Copy every line in which the string "بدون" occurs.

--- Begin Record list ---

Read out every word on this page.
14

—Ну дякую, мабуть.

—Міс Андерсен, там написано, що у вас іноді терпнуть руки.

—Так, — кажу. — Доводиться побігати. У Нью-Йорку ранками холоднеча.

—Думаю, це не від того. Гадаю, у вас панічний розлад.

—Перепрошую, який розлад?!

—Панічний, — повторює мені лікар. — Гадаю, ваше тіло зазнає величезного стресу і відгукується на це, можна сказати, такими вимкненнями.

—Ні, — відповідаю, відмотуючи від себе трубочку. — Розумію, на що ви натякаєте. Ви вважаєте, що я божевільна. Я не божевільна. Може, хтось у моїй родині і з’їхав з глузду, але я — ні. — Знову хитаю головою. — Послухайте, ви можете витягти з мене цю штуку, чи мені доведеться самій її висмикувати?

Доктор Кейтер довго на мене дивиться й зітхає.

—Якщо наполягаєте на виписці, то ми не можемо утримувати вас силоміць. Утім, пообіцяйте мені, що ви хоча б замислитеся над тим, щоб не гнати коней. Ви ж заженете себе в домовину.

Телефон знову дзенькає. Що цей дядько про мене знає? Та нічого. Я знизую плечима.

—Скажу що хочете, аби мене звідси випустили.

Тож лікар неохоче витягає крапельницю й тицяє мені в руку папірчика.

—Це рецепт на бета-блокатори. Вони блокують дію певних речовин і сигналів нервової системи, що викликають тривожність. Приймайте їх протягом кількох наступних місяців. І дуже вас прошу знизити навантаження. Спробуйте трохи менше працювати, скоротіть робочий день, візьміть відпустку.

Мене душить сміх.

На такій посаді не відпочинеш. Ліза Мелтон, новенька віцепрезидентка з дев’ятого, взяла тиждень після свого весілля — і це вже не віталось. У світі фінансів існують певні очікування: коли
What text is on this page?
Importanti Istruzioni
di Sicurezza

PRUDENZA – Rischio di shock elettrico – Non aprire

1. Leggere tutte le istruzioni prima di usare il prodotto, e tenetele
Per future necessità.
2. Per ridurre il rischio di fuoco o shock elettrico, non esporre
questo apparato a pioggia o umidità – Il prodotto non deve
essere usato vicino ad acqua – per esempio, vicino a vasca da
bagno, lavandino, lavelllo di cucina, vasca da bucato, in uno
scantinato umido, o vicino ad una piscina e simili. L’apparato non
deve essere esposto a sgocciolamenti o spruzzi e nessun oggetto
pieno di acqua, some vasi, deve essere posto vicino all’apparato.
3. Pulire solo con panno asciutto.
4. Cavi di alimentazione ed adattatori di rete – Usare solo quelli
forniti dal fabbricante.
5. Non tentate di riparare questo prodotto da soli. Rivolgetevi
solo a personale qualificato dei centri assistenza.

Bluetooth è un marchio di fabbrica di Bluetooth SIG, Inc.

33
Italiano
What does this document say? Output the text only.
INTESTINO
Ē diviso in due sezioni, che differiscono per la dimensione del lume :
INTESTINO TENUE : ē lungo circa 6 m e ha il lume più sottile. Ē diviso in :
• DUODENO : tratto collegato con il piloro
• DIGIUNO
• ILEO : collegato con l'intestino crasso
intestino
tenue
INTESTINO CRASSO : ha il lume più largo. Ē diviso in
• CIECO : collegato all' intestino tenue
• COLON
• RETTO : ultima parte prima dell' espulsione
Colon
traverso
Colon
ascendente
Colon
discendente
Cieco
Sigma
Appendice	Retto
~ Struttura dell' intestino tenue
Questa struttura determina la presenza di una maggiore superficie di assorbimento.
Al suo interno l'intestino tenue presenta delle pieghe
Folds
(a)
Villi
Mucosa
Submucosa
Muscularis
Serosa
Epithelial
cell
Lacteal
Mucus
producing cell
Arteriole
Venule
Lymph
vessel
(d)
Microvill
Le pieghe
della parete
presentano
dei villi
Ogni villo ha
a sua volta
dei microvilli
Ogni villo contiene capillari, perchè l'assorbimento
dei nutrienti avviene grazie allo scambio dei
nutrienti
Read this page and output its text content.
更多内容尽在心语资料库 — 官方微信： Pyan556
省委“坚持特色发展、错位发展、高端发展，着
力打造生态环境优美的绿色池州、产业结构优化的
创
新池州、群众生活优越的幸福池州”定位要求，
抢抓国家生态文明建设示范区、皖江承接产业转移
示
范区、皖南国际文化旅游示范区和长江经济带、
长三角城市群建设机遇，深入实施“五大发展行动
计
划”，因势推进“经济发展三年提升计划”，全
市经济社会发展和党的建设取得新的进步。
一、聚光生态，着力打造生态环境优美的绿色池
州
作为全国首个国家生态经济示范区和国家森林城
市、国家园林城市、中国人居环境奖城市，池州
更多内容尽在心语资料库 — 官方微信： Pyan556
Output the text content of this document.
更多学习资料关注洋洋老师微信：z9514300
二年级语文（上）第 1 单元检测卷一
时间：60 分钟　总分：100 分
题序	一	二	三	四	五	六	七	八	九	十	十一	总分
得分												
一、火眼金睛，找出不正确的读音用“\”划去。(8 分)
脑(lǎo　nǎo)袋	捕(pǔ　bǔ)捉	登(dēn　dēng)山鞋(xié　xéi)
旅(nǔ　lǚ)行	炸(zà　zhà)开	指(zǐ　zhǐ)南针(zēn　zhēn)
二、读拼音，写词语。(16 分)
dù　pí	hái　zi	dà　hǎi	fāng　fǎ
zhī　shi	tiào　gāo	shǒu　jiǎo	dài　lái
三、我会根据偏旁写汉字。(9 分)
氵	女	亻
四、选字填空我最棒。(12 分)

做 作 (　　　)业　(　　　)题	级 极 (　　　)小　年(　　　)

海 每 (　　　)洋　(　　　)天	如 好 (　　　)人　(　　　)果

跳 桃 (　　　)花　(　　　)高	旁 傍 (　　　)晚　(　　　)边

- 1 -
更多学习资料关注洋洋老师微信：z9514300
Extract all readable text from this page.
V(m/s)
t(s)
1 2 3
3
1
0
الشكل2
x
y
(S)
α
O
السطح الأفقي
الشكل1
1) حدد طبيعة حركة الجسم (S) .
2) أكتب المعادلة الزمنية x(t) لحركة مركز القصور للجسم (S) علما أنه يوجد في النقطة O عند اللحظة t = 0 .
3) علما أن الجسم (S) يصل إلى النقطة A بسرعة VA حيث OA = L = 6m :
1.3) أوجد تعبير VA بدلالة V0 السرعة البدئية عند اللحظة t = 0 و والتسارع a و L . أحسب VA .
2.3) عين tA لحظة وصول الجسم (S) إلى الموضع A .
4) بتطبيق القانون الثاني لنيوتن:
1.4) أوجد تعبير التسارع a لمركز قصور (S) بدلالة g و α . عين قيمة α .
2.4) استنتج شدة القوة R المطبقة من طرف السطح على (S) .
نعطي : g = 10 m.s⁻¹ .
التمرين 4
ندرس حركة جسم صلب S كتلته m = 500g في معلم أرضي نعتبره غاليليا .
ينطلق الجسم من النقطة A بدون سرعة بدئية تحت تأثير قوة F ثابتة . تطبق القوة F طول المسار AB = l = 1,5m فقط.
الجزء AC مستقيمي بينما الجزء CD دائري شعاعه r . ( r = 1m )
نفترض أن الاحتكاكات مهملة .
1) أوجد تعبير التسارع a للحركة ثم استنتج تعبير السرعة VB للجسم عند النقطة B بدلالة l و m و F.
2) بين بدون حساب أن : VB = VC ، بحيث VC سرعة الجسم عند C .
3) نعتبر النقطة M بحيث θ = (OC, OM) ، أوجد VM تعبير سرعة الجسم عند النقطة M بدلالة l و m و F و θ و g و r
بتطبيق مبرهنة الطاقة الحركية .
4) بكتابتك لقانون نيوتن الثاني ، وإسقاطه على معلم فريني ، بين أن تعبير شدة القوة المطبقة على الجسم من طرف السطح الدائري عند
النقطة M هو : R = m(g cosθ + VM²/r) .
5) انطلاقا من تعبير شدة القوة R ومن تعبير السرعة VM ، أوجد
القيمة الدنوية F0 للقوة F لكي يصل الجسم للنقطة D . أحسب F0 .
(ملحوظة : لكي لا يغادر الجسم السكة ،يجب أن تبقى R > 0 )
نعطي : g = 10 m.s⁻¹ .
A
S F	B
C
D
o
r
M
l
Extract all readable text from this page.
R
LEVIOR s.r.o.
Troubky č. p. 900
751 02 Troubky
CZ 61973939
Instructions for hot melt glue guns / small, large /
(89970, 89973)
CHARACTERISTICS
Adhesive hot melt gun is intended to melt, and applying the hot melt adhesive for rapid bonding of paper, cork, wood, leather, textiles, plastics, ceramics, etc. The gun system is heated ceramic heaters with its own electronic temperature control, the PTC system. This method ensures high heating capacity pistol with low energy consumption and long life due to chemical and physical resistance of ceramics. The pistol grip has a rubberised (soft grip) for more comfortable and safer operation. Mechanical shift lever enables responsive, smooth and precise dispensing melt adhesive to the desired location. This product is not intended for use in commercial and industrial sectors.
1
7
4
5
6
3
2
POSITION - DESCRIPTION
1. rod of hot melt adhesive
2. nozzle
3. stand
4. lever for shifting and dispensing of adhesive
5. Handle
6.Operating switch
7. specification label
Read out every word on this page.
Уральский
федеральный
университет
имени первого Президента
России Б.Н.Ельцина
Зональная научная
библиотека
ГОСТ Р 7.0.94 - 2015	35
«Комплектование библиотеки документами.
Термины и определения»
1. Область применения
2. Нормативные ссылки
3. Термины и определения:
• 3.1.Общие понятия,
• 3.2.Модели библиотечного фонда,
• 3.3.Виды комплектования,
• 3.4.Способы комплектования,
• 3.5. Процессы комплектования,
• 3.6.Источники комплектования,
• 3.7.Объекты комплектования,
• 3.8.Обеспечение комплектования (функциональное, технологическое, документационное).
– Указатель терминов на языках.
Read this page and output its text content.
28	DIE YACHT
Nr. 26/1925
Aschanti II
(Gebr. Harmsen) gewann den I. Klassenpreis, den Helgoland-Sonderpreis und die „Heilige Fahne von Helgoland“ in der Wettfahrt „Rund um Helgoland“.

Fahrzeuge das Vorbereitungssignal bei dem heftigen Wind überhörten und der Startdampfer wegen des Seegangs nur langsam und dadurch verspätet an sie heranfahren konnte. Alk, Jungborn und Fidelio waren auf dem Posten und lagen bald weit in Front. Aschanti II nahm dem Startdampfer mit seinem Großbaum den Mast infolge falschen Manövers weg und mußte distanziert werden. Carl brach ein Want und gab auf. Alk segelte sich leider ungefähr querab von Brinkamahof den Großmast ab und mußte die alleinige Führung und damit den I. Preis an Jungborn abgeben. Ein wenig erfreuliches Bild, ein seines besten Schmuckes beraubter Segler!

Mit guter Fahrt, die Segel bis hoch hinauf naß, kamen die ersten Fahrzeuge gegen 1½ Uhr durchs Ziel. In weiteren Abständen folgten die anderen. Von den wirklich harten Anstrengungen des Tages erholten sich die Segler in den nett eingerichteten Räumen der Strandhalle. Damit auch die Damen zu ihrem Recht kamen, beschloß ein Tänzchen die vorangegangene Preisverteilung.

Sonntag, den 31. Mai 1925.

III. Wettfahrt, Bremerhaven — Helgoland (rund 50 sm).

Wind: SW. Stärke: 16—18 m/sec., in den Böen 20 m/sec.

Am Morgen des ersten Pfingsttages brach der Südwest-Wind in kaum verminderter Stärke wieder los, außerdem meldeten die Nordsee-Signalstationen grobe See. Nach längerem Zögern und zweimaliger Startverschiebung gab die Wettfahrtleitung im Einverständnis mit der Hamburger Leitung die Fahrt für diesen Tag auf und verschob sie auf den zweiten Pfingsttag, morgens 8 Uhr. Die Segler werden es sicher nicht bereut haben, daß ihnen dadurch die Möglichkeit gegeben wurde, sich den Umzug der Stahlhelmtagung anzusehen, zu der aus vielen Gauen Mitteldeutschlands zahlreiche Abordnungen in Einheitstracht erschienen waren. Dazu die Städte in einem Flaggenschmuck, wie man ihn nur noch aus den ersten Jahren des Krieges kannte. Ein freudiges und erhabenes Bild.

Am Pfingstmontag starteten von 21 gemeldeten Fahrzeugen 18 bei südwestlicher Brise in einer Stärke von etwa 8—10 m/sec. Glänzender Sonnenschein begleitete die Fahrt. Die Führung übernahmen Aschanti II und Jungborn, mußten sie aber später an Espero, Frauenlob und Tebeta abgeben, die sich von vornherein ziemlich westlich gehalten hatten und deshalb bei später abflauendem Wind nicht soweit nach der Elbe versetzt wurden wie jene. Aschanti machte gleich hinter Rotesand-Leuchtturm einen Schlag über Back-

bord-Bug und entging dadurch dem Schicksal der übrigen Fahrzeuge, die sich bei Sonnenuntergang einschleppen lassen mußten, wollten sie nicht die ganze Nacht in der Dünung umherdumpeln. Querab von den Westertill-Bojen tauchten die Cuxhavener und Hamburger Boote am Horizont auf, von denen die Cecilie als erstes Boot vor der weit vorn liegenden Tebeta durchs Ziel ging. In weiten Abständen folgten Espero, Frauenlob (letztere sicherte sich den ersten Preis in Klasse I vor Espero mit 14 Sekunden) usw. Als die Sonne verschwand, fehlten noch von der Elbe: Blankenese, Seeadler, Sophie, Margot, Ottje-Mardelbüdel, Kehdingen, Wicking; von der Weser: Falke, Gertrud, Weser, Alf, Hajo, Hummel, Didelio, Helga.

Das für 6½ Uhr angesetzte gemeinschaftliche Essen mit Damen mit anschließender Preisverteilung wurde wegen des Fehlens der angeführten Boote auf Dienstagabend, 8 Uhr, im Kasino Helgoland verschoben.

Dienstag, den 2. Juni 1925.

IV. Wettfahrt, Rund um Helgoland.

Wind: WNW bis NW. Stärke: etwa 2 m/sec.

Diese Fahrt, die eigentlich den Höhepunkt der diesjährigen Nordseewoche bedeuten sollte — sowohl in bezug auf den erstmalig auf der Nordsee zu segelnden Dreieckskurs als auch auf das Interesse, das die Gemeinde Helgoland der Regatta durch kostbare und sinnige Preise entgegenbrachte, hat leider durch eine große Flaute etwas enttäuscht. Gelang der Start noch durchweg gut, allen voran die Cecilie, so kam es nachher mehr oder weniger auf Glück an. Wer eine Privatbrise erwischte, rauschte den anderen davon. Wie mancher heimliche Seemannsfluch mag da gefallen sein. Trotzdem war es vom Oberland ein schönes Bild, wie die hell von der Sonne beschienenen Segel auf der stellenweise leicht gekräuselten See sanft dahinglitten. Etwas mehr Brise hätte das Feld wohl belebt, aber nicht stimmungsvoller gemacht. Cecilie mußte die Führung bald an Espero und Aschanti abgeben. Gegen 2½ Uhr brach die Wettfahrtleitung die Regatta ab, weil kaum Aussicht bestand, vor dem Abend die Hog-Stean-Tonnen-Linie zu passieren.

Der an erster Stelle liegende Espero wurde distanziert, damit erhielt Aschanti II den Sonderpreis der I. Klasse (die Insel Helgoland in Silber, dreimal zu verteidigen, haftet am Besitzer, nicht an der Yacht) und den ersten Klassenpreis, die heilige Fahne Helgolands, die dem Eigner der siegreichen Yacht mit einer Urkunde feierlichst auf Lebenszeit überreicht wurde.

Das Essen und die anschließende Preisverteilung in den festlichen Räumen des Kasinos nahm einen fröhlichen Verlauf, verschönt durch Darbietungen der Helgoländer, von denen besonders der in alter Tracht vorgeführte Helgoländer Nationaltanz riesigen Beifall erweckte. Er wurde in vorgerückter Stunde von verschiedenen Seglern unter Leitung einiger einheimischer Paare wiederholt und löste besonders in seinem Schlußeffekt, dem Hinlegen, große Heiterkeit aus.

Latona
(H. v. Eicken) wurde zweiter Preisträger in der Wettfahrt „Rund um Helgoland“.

--- End Record list ---

> **Right answer**
ينطلق الجسم من النقطة A بدون سرعة بدئية تحت تأثير قوة F ثابتة . تطبق القوة F طول المسار AB = l = 1,5m فقط.
2) بين بدون حساب أن : VB = VC ، بحيث VC سرعة الجسم عند C .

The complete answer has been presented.